*PASSAGE PRÉSENTÉ*
LES SYMBOLES DANS LA BIBLE

LE SENS CACHÉ DES LETTRES HÉBRAÏQUES

MÉM

Mém est un signe qui vient du bout des lèvres.

Son dessin d'origine est l'image de l'ondulation des flots. Elle a deux formes: une forme arrondie et ouverte quand la lettre est au milieu d'un mot, une forme carrée et fermée en finale d'un mot.

D'après la Qabalah, le signe Mém ouvert est complet car prêt à recevoir, en attitude réceptive d'union des contraires ou des complémentaires. Le signe Mém fermé est incomplet, puisque, scellé, il ne permet pas d'union fructueuse.

Le signe Mém ouvert est l'image d'une fontaine jaillissante et limpide, d'un état conscient et révélé de la réalité. Le signe Mém fermé est un écoulement souterrain, image du subconscient non révélé et ces eaux souterraines se révéleront dans les temps messianiques. Leur sceau est assimilé au vêtement qui recouvre la lumière primordiale trop aveuglante. Ainsi, le carré du Mém fermé est le "confinement" de cette lumière pour son atténuation.

Le sens principal du signe Mém est l'eau, mot duel dans sa forme "mém-yod-mém": grâce au bras puissant Yod, les eaux sont séparées en eaux d'en Bas et en eaux d'en Haut. Un signe Mém est ouvert, l'autre est fermé. Une source est révélée, l'autre est close jusqu'à l'arrivée du Messie. Il en est de même des propos de la Torah qui sont assimilés à des eaux: les espaces bornés ou scellés de l'Ecriture (satoum en hébreu) signifient que le texte recèle un sens secret qui ne se révèle qu'à celui qui cherche et qui se révélera à tous aux temps messianiques.

Un autre sens de la lettre Mém est l'argent, la fortune, la matière inanimée. Dans le signe Mém ouvert cette matérialité n'est pas figée. Elle se transforme, elle est capable de recevoir et de donner, de se régénérer et de fertiliser.

La mort est "mawet" ou mém-waw-taw: le signe Mém fermé représente ici les eaux scellées dont un signe (taw) est la mort. Inversement, "tam" ou taw-mém signifie complet, parfait: la marque ou le trait dans les eaux primordiales a permis leur ouverture et la réalisation de l'Oeuvre créatrice.

Maqom ou mém-qouf-waw-mém est le lieu de la présence divine: entre les deux Mém, l'un fermé, l'autre ouvert, le rayon de lumière "qaw" émerge pour concrétiser la volonté du divin, après l'ouverture des eaux Mém (mayim). Maqom est le passage difficile de la matière transformée.

La valeur de la lettre Mém est quarante. Le déluge a duré quarante jours et quarante nuits, le temps de la purification d'une humanité impie (cf quarantaine). La traversée du désert des Hébreux a duré quarante ans, le temps de la maturation et de la réflexion d'un peuple pour atteindre le libre-arbitre et obtenir son unité. Moïse a attendu quarante jours le don de la Torah, le temps de se préparer à recevoir celle-ci, puis quarante autres jours de réflexion, après la transgression du Veau d'Or.

(Extrait d'un jeu de données)

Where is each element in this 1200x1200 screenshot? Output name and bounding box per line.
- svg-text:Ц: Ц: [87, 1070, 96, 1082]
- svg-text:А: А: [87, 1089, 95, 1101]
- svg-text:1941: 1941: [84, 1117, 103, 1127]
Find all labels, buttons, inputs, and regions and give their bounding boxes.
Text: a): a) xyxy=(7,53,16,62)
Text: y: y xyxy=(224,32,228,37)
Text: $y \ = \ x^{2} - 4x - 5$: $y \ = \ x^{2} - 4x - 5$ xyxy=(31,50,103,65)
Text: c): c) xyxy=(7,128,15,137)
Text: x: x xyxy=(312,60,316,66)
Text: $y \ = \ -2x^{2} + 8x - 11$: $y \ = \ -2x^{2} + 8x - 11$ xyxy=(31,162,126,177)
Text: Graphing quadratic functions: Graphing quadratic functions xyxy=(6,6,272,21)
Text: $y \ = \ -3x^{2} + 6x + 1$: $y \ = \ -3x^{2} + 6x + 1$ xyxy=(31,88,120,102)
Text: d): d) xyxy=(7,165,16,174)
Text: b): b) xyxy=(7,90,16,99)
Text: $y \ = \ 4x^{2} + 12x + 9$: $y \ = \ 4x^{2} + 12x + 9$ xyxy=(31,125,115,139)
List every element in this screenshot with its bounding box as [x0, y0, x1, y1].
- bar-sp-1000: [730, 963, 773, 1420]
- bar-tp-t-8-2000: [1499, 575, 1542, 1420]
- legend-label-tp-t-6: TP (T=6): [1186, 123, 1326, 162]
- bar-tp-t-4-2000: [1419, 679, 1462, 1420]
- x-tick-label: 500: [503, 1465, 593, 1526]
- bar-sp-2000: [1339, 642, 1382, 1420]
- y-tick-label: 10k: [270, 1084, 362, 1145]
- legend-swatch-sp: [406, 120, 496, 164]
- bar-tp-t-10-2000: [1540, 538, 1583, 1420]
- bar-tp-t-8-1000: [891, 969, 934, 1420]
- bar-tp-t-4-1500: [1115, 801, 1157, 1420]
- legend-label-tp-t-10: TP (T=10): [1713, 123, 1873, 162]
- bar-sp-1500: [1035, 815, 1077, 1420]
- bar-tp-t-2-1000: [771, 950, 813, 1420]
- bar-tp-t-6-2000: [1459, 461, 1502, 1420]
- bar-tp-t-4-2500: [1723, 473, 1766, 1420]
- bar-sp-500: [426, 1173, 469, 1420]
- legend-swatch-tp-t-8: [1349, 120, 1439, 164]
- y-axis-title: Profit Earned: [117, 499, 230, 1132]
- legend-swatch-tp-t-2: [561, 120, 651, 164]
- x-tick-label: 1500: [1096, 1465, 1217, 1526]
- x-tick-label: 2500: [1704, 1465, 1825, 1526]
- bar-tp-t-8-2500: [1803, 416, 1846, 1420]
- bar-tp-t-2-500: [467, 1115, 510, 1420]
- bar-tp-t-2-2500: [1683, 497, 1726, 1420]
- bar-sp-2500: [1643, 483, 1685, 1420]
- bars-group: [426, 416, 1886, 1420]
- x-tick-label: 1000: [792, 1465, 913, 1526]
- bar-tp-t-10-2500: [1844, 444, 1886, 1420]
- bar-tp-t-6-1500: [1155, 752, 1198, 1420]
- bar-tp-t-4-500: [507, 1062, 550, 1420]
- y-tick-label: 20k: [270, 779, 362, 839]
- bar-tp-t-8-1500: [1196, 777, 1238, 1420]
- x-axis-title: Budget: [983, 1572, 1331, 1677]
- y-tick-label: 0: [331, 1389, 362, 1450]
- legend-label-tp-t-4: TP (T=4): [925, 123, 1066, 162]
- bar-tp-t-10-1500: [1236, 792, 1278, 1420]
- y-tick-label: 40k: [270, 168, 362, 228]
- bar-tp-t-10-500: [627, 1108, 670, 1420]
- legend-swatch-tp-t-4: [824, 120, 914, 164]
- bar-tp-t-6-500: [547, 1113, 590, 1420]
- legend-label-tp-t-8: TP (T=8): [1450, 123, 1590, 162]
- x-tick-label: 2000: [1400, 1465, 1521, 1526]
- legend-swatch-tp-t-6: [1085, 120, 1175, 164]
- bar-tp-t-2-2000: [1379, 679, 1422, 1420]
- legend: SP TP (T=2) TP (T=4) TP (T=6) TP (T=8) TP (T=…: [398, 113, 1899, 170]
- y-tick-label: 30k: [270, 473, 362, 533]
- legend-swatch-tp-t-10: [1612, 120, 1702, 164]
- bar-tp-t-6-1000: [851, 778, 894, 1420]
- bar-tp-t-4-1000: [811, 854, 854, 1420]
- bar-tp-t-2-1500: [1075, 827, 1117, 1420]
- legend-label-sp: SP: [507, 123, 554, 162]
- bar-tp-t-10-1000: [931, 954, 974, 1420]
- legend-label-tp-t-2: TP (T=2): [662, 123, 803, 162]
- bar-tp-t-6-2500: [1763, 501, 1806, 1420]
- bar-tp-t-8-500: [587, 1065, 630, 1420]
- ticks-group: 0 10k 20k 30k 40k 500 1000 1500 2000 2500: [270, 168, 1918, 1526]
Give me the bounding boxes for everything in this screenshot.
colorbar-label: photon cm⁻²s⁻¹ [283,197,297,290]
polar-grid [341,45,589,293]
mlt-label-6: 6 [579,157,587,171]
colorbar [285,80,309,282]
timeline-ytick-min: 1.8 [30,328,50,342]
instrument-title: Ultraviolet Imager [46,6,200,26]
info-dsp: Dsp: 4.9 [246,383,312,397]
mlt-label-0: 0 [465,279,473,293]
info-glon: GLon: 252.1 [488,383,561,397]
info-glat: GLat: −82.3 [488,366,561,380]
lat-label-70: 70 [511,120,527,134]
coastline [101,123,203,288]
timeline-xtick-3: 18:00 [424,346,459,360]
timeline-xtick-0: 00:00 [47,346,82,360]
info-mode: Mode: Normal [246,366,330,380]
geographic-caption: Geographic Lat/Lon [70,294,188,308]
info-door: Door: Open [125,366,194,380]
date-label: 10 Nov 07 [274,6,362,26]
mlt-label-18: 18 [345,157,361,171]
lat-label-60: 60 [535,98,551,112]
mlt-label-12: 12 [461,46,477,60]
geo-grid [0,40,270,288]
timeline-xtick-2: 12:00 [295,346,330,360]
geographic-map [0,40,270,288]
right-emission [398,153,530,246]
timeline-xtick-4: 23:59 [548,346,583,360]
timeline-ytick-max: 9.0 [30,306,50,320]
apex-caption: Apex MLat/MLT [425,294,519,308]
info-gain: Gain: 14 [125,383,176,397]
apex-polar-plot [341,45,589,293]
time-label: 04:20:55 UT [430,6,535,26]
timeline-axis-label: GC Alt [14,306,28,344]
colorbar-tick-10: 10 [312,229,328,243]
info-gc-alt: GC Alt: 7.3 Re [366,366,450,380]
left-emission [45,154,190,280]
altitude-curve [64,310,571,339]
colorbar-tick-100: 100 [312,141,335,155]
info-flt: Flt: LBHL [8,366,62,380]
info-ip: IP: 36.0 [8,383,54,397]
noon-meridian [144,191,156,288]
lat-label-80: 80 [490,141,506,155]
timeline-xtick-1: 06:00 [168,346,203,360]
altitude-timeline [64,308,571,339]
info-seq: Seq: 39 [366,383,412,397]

*CONSIGNES ET EXIGENCES*
Pourriez-vous recopier mot pour mot le texte sur la lettre Mém, en commençant par « Mém est un signe » et en allant jusqu'à « pas d'union fructueuse. » inclus ?

*RÉPONSE*
Mém est un signe qui vient du bout des lèvres.

Son dessin d'origine est l'image de l'ondulation des flots. Elle a deux formes: une forme arrondie et ouverte quand la lettre est au milieu d'un mot, une forme carrée et fermée en finale d'un mot.

D'après la Qabalah, le signe Mém ouvert est complet car prêt à recevoir, en attitude réceptive d'union des contraires ou des complémentaires. Le signe Mém fermé est incomplet, puisque, scellé, il ne permet pas d'union fructueuse.